# Task requirements
Scan the listing below and copy every line holding "image".

-------

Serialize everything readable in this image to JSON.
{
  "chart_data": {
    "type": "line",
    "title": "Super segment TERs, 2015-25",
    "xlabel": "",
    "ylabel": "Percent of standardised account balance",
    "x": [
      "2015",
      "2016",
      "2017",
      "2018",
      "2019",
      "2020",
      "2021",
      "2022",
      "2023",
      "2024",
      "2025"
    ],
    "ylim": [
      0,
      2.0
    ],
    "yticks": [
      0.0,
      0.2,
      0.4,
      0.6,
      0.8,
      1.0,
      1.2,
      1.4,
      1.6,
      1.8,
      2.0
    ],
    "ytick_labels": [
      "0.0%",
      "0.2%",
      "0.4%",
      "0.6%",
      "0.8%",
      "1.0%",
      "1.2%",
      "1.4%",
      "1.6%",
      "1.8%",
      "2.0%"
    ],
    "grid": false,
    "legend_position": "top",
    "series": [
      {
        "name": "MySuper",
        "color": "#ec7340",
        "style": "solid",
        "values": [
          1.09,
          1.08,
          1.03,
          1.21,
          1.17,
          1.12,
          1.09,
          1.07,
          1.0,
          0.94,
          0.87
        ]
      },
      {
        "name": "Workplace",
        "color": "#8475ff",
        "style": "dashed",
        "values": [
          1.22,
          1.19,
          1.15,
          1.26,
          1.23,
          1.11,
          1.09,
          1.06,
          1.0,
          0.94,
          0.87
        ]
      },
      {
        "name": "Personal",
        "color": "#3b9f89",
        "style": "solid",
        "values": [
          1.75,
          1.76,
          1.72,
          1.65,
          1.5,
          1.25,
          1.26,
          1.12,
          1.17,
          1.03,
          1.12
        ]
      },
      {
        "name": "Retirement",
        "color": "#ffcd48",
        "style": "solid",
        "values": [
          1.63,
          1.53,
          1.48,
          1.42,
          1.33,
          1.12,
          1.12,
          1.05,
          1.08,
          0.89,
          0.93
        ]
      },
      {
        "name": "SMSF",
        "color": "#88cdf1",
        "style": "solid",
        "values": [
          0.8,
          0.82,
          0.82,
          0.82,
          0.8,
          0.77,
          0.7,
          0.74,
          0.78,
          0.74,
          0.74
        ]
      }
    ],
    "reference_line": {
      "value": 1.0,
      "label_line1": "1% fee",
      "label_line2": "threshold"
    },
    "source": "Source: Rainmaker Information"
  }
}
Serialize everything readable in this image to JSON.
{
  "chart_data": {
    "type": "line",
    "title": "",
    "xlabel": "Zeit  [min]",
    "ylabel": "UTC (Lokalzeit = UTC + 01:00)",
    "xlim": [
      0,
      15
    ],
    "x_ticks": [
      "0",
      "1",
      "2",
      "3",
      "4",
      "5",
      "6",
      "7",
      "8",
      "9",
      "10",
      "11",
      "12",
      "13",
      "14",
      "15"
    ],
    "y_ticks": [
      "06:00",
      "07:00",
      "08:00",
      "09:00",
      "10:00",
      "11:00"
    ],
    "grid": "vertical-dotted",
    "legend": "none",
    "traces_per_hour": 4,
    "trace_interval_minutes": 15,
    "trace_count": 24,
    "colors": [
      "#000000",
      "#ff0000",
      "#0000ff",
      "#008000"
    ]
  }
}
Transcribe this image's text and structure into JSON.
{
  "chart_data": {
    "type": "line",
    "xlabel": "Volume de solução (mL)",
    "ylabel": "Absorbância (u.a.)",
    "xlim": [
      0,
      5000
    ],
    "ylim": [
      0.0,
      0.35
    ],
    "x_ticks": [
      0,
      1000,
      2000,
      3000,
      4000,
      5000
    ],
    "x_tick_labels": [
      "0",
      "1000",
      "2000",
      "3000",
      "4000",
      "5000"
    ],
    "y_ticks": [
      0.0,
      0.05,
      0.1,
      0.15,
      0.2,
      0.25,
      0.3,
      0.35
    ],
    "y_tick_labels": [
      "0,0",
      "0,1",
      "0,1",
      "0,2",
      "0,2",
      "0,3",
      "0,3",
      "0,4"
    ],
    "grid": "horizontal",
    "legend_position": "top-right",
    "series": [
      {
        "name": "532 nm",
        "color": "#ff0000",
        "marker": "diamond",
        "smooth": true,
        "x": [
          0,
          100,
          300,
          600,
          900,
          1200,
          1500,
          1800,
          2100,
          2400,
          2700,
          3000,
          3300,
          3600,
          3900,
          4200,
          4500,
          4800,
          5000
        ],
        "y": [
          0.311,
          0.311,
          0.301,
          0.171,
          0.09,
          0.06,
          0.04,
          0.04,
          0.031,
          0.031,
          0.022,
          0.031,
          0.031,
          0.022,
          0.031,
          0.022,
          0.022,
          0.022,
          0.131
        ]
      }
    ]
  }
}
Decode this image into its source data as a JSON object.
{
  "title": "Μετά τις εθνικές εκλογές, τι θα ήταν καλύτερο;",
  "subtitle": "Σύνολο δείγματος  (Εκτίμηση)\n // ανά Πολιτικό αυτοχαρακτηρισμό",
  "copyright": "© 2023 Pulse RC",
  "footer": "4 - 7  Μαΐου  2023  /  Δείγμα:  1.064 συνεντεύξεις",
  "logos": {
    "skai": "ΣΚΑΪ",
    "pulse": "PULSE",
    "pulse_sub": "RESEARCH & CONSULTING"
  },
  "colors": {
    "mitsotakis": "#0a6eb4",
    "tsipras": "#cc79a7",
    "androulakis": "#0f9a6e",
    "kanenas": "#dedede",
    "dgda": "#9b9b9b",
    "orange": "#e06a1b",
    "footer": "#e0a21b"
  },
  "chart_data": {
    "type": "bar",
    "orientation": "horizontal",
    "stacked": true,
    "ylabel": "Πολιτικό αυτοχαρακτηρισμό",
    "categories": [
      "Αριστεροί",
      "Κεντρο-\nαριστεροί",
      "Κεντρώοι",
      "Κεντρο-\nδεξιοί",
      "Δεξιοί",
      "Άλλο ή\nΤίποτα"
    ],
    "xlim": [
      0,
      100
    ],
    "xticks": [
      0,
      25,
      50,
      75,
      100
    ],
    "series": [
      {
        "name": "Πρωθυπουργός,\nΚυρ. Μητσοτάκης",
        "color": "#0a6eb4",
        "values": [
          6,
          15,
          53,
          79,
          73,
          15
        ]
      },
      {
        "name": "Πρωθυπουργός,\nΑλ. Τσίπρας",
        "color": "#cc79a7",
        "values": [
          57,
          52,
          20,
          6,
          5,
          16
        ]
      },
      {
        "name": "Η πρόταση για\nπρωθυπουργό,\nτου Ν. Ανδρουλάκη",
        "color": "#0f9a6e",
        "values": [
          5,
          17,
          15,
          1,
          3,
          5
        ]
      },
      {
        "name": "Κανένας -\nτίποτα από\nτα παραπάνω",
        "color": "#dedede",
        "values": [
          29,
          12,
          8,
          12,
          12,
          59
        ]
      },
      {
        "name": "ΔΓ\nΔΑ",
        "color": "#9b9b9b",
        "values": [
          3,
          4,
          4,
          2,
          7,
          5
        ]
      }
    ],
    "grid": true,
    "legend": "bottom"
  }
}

-------

# Full solution
Serialize everything readable in this image to JSON.
Serialize everything readable in this image to JSON.
Transcribe this image's text and structure into JSON.
Decode this image into its source data as a JSON object.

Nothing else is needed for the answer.